(Data records)
_ _ _ _
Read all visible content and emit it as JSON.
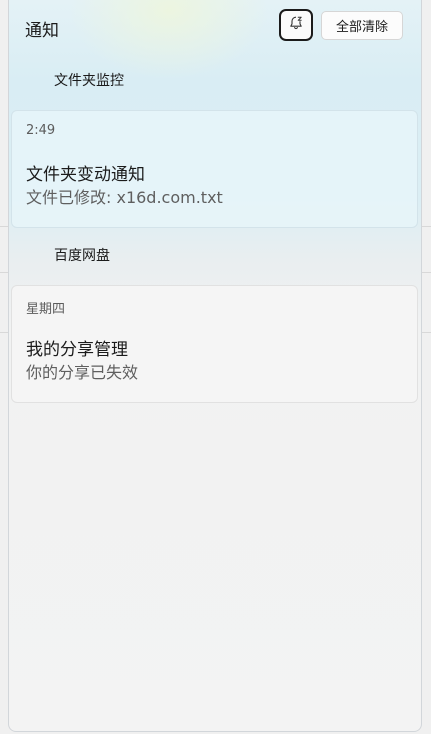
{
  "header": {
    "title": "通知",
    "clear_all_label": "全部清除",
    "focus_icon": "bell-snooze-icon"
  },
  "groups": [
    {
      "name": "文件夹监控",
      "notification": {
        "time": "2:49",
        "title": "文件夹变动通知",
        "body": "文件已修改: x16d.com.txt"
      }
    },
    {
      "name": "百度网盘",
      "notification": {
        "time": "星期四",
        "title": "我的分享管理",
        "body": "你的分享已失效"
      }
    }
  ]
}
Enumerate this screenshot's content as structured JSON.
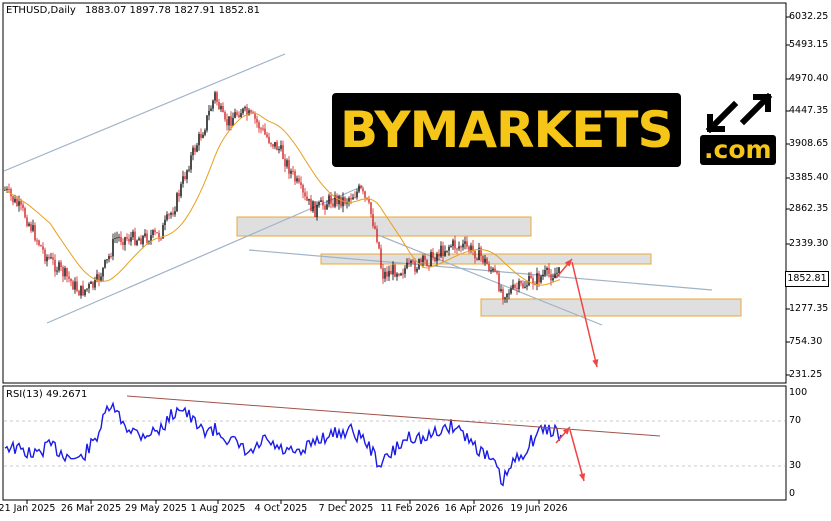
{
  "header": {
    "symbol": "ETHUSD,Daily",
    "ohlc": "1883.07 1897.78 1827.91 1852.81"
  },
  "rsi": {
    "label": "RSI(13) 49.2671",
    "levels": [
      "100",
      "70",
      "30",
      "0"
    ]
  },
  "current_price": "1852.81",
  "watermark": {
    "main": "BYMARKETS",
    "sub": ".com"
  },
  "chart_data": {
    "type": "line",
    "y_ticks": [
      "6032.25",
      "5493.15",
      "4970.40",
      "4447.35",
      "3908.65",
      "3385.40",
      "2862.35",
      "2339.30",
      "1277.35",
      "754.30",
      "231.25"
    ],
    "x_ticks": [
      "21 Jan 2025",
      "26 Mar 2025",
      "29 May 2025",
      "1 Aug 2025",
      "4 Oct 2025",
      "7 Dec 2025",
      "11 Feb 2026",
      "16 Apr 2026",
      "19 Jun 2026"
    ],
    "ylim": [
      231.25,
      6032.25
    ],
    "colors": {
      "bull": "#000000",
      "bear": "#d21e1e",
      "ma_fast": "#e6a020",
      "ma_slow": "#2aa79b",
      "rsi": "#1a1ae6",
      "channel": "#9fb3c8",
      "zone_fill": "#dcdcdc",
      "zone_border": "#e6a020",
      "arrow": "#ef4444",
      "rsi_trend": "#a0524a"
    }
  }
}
_ _ _ _
Copy, from the material above, each line in which the string "content" occurs.

Read all visible content and emit it as JSON.
Enumerate this screenshot's content as structured JSON.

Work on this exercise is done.